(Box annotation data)
::::::
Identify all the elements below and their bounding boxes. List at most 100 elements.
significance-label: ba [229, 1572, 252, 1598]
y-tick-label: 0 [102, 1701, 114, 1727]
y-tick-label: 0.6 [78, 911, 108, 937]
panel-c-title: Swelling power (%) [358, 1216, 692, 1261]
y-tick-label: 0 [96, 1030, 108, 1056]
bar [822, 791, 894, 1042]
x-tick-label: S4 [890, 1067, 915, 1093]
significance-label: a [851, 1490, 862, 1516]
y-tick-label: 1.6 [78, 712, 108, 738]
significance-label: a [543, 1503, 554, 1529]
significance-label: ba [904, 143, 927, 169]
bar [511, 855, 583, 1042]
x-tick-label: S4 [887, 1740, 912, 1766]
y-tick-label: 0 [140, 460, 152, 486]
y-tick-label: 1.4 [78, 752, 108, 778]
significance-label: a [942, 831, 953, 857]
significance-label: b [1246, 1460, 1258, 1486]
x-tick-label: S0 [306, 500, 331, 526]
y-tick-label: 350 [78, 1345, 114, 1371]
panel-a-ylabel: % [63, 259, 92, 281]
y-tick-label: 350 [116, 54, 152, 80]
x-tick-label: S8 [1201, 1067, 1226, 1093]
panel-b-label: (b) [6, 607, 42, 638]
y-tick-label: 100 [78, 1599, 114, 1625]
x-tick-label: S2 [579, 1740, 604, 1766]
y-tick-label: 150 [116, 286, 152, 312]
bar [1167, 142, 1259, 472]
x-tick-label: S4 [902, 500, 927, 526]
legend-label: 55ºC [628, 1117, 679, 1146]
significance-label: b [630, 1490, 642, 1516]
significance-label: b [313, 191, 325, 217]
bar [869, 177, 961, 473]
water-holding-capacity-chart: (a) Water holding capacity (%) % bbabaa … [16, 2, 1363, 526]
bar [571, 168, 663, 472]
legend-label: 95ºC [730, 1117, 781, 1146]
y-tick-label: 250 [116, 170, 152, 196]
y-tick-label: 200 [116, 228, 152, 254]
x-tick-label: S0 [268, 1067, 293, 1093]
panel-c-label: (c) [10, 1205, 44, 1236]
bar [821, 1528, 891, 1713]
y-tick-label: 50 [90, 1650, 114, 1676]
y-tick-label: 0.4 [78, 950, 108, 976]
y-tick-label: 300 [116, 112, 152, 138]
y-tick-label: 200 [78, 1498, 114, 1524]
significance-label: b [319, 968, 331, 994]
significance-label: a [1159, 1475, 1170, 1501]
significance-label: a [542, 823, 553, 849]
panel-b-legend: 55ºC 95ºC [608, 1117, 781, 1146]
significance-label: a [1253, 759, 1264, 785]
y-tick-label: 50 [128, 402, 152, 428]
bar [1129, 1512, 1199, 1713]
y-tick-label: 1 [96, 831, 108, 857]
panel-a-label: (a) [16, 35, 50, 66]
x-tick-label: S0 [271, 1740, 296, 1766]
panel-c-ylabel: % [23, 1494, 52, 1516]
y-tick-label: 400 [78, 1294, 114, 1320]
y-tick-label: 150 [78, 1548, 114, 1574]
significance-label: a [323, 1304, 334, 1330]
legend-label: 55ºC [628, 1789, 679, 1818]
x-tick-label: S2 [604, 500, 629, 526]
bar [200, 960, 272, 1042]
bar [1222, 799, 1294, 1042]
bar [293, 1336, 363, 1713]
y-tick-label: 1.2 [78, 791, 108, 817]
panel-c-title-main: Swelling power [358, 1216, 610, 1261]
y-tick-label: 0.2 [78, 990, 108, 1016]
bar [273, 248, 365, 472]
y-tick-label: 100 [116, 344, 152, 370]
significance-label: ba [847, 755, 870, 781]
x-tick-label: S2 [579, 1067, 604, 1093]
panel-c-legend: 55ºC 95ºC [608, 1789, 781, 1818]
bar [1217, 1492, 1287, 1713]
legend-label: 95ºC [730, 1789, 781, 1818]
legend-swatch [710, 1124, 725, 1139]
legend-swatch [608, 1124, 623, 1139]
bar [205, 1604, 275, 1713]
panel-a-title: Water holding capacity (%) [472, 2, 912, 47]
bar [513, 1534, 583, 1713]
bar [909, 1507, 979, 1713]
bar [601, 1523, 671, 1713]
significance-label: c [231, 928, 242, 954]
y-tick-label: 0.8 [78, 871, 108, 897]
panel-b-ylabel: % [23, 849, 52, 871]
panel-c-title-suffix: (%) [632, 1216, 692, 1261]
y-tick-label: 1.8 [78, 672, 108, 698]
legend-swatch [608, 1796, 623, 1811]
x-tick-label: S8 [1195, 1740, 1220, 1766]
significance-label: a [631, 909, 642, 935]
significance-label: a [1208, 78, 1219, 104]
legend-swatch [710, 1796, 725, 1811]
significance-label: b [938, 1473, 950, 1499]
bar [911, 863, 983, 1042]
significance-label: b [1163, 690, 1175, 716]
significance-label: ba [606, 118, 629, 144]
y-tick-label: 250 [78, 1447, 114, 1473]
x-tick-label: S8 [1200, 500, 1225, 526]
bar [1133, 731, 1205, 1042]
::::::
## Task description
Reproduce the listing from its first line through the line containing "panel-b-label: (b) [6, 607, 42, 638]", including both of those lines.

## Finished answer
Identify all the elements below and their bounding boxes. List at most 100 elements.
significance-label: ba [229, 1572, 252, 1598]
y-tick-label: 0 [102, 1701, 114, 1727]
y-tick-label: 0.6 [78, 911, 108, 937]
panel-c-title: Swelling power (%) [358, 1216, 692, 1261]
y-tick-label: 0 [96, 1030, 108, 1056]
bar [822, 791, 894, 1042]
x-tick-label: S4 [890, 1067, 915, 1093]
significance-label: a [851, 1490, 862, 1516]
y-tick-label: 1.6 [78, 712, 108, 738]
significance-label: a [543, 1503, 554, 1529]
significance-label: ba [904, 143, 927, 169]
bar [511, 855, 583, 1042]
x-tick-label: S4 [887, 1740, 912, 1766]
y-tick-label: 0 [140, 460, 152, 486]
y-tick-label: 1.4 [78, 752, 108, 778]
significance-label: a [942, 831, 953, 857]
significance-label: b [1246, 1460, 1258, 1486]
x-tick-label: S0 [306, 500, 331, 526]
y-tick-label: 350 [78, 1345, 114, 1371]
panel-a-ylabel: % [63, 259, 92, 281]
y-tick-label: 350 [116, 54, 152, 80]
x-tick-label: S8 [1201, 1067, 1226, 1093]
panel-b-label: (b) [6, 607, 42, 638]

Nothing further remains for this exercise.